■ **BRIEF**:
Extract the full listing below without altering a single character.

■ **THE INPUT**:
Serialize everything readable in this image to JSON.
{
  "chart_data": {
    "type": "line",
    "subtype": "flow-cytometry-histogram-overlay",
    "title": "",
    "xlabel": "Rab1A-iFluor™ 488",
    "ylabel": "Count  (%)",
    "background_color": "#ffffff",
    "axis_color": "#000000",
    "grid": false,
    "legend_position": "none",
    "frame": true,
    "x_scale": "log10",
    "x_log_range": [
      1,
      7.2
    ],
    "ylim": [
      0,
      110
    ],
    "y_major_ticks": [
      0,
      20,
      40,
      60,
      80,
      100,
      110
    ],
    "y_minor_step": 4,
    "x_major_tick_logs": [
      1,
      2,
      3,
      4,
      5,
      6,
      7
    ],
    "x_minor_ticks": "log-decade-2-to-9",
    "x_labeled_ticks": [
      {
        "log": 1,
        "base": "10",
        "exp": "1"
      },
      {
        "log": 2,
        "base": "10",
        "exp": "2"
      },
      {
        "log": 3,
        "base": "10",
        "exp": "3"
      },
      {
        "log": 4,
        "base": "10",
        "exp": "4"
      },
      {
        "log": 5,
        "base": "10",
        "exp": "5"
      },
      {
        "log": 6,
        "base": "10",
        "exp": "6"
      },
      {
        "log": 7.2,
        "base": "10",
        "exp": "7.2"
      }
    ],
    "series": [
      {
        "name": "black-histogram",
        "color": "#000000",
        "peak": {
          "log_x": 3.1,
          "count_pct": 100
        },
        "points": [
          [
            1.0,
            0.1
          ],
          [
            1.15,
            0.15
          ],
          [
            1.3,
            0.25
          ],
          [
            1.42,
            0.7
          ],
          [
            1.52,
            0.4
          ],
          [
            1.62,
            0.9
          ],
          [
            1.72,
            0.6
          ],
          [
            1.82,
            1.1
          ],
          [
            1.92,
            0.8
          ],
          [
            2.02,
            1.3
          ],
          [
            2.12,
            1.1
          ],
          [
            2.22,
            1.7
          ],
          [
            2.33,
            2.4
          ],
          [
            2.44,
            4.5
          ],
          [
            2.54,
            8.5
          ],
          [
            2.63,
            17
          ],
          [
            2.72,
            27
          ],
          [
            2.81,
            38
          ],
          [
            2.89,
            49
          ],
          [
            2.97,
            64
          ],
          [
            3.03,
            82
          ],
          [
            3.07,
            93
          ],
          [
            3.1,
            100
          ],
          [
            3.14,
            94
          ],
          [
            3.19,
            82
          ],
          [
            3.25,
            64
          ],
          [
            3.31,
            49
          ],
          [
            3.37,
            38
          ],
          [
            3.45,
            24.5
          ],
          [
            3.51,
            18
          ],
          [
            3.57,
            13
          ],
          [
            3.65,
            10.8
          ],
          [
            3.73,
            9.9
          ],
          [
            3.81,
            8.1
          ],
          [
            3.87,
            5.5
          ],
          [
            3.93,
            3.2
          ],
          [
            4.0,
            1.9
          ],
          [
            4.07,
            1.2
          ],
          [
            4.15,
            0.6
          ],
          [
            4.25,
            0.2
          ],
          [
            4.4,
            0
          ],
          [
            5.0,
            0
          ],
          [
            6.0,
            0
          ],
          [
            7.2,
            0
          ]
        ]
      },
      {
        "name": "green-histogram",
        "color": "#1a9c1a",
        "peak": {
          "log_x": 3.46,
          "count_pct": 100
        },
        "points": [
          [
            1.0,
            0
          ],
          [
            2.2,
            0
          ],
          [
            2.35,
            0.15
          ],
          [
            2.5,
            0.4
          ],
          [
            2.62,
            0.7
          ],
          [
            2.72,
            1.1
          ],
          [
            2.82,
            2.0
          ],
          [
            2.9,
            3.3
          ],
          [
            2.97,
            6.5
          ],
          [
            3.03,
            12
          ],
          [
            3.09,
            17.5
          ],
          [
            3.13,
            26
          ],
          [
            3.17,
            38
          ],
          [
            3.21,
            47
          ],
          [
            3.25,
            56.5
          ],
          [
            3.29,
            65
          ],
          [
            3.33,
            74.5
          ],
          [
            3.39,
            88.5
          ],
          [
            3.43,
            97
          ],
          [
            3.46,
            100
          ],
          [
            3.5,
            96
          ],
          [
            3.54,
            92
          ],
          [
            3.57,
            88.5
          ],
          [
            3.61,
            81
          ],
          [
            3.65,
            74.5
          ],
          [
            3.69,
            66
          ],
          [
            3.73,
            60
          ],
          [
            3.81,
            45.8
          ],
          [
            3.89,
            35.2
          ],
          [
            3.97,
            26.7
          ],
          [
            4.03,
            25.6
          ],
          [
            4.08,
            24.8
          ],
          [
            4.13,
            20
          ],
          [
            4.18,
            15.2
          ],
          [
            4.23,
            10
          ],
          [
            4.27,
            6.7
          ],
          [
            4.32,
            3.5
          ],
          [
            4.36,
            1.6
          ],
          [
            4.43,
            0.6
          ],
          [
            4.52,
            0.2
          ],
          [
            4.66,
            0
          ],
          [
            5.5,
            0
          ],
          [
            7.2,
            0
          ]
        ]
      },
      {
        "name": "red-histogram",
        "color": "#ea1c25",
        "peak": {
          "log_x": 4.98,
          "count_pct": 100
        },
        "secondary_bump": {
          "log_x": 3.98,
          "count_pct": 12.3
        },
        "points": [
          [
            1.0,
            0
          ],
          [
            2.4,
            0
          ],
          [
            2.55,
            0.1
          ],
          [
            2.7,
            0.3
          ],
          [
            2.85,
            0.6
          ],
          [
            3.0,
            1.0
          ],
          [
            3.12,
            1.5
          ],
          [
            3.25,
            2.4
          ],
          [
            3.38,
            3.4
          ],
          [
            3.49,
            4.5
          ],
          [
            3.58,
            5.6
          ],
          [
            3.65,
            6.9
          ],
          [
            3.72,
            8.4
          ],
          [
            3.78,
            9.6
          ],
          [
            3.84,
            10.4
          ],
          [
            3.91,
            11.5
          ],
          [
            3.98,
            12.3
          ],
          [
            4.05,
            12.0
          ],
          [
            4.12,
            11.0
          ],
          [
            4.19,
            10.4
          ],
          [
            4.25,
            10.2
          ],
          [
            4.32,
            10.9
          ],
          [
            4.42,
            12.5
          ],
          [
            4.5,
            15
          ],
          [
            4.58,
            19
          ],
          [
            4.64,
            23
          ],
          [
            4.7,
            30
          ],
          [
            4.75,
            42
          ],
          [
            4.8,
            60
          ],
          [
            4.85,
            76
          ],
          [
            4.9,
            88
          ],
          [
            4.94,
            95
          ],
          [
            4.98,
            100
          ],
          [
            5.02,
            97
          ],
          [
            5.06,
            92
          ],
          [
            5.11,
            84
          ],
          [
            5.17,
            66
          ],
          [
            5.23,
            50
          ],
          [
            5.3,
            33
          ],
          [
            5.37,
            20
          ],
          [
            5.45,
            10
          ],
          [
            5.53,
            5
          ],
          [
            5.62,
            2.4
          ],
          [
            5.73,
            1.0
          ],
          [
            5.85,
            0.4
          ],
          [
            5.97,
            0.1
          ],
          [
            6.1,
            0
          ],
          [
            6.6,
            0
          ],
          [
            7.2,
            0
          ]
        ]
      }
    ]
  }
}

■ **CORRECT ANSWER**:
Serialize everything readable in this image to JSON.
{
  "chart_data": {
    "type": "line",
    "subtype": "flow-cytometry-histogram-overlay",
    "title": "",
    "xlabel": "Rab1A-iFluor™ 488",
    "ylabel": "Count  (%)",
    "background_color": "#ffffff",
    "axis_color": "#000000",
    "grid": false,
    "legend_position": "none",
    "frame": true,
    "x_scale": "log10",
    "x_log_range": [
      1,
      7.2
    ],
    "ylim": [
      0,
      110
    ],
    "y_major_ticks": [
      0,
      20,
      40,
      60,
      80,
      100,
      110
    ],
    "y_minor_step": 4,
    "x_major_tick_logs": [
      1,
      2,
      3,
      4,
      5,
      6,
      7
    ],
    "x_minor_ticks": "log-decade-2-to-9",
    "x_labeled_ticks": [
      {
        "log": 1,
        "base": "10",
        "exp": "1"
      },
      {
        "log": 2,
        "base": "10",
        "exp": "2"
      },
      {
        "log": 3,
        "base": "10",
        "exp": "3"
      },
      {
        "log": 4,
        "base": "10",
        "exp": "4"
      },
      {
        "log": 5,
        "base": "10",
        "exp": "5"
      },
      {
        "log": 6,
        "base": "10",
        "exp": "6"
      },
      {
        "log": 7.2,
        "base": "10",
        "exp": "7.2"
      }
    ],
    "series": [
      {
        "name": "black-histogram",
        "color": "#000000",
        "peak": {
          "log_x": 3.1,
          "count_pct": 100
        },
        "points": [
          [
            1.0,
            0.1
          ],
          [
            1.15,
            0.15
          ],
          [
            1.3,
            0.25
          ],
          [
            1.42,
            0.7
          ],
          [
            1.52,
            0.4
          ],
          [
            1.62,
            0.9
          ],
          [
            1.72,
            0.6
          ],
          [
            1.82,
            1.1
          ],
          [
            1.92,
            0.8
          ],
          [
            2.02,
            1.3
          ],
          [
            2.12,
            1.1
          ],
          [
            2.22,
            1.7
          ],
          [
            2.33,
            2.4
          ],
          [
            2.44,
            4.5
          ],
          [
            2.54,
            8.5
          ],
          [
            2.63,
            17
          ],
          [
            2.72,
            27
          ],
          [
            2.81,
            38
          ],
          [
            2.89,
            49
          ],
          [
            2.97,
            64
          ],
          [
            3.03,
            82
          ],
          [
            3.07,
            93
          ],
          [
            3.1,
            100
          ],
          [
            3.14,
            94
          ],
          [
            3.19,
            82
          ],
          [
            3.25,
            64
          ],
          [
            3.31,
            49
          ],
          [
            3.37,
            38
          ],
          [
            3.45,
            24.5
          ],
          [
            3.51,
            18
          ],
          [
            3.57,
            13
          ],
          [
            3.65,
            10.8
          ],
          [
            3.73,
            9.9
          ],
          [
            3.81,
            8.1
          ],
          [
            3.87,
            5.5
          ],
          [
            3.93,
            3.2
          ],
          [
            4.0,
            1.9
          ],
          [
            4.07,
            1.2
          ],
          [
            4.15,
            0.6
          ],
          [
            4.25,
            0.2
          ],
          [
            4.4,
            0
          ],
          [
            5.0,
            0
          ],
          [
            6.0,
            0
          ],
          [
            7.2,
            0
          ]
        ]
      },
      {
        "name": "green-histogram",
        "color": "#1a9c1a",
        "peak": {
          "log_x": 3.46,
          "count_pct": 100
        },
        "points": [
          [
            1.0,
            0
          ],
          [
            2.2,
            0
          ],
          [
            2.35,
            0.15
          ],
          [
            2.5,
            0.4
          ],
          [
            2.62,
            0.7
          ],
          [
            2.72,
            1.1
          ],
          [
            2.82,
            2.0
          ],
          [
            2.9,
            3.3
          ],
          [
            2.97,
            6.5
          ],
          [
            3.03,
            12
          ],
          [
            3.09,
            17.5
          ],
          [
            3.13,
            26
          ],
          [
            3.17,
            38
          ],
          [
            3.21,
            47
          ],
          [
            3.25,
            56.5
          ],
          [
            3.29,
            65
          ],
          [
            3.33,
            74.5
          ],
          [
            3.39,
            88.5
          ],
          [
            3.43,
            97
          ],
          [
            3.46,
            100
          ],
          [
            3.5,
            96
          ],
          [
            3.54,
            92
          ],
          [
            3.57,
            88.5
          ],
          [
            3.61,
            81
          ],
          [
            3.65,
            74.5
          ],
          [
            3.69,
            66
          ],
          [
            3.73,
            60
          ],
          [
            3.81,
            45.8
          ],
          [
            3.89,
            35.2
          ],
          [
            3.97,
            26.7
          ],
          [
            4.03,
            25.6
          ],
          [
            4.08,
            24.8
          ],
          [
            4.13,
            20
          ],
          [
            4.18,
            15.2
          ],
          [
            4.23,
            10
          ],
          [
            4.27,
            6.7
          ],
          [
            4.32,
            3.5
          ],
          [
            4.36,
            1.6
          ],
          [
            4.43,
            0.6
          ],
          [
            4.52,
            0.2
          ],
          [
            4.66,
            0
          ],
          [
            5.5,
            0
          ],
          [
            7.2,
            0
          ]
        ]
      },
      {
        "name": "red-histogram",
        "color": "#ea1c25",
        "peak": {
          "log_x": 4.98,
          "count_pct": 100
        },
        "secondary_bump": {
          "log_x": 3.98,
          "count_pct": 12.3
        },
        "points": [
          [
            1.0,
            0
          ],
          [
            2.4,
            0
          ],
          [
            2.55,
            0.1
          ],
          [
            2.7,
            0.3
          ],
          [
            2.85,
            0.6
          ],
          [
            3.0,
            1.0
          ],
          [
            3.12,
            1.5
          ],
          [
            3.25,
            2.4
          ],
          [
            3.38,
            3.4
          ],
          [
            3.49,
            4.5
          ],
          [
            3.58,
            5.6
          ],
          [
            3.65,
            6.9
          ],
          [
            3.72,
            8.4
          ],
          [
            3.78,
            9.6
          ],
          [
            3.84,
            10.4
          ],
          [
            3.91,
            11.5
          ],
          [
            3.98,
            12.3
          ],
          [
            4.05,
            12.0
          ],
          [
            4.12,
            11.0
          ],
          [
            4.19,
            10.4
          ],
          [
            4.25,
            10.2
          ],
          [
            4.32,
            10.9
          ],
          [
            4.42,
            12.5
          ],
          [
            4.5,
            15
          ],
          [
            4.58,
            19
          ],
          [
            4.64,
            23
          ],
          [
            4.7,
            30
          ],
          [
            4.75,
            42
          ],
          [
            4.8,
            60
          ],
          [
            4.85,
            76
          ],
          [
            4.9,
            88
          ],
          [
            4.94,
            95
          ],
          [
            4.98,
            100
          ],
          [
            5.02,
            97
          ],
          [
            5.06,
            92
          ],
          [
            5.11,
            84
          ],
          [
            5.17,
            66
          ],
          [
            5.23,
            50
          ],
          [
            5.3,
            33
          ],
          [
            5.37,
            20
          ],
          [
            5.45,
            10
          ],
          [
            5.53,
            5
          ],
          [
            5.62,
            2.4
          ],
          [
            5.73,
            1.0
          ],
          [
            5.85,
            0.4
          ],
          [
            5.97,
            0.1
          ],
          [
            6.1,
            0
          ],
          [
            6.6,
            0
          ],
          [
            7.2,
            0
          ]
        ]
      }
    ]
  }
}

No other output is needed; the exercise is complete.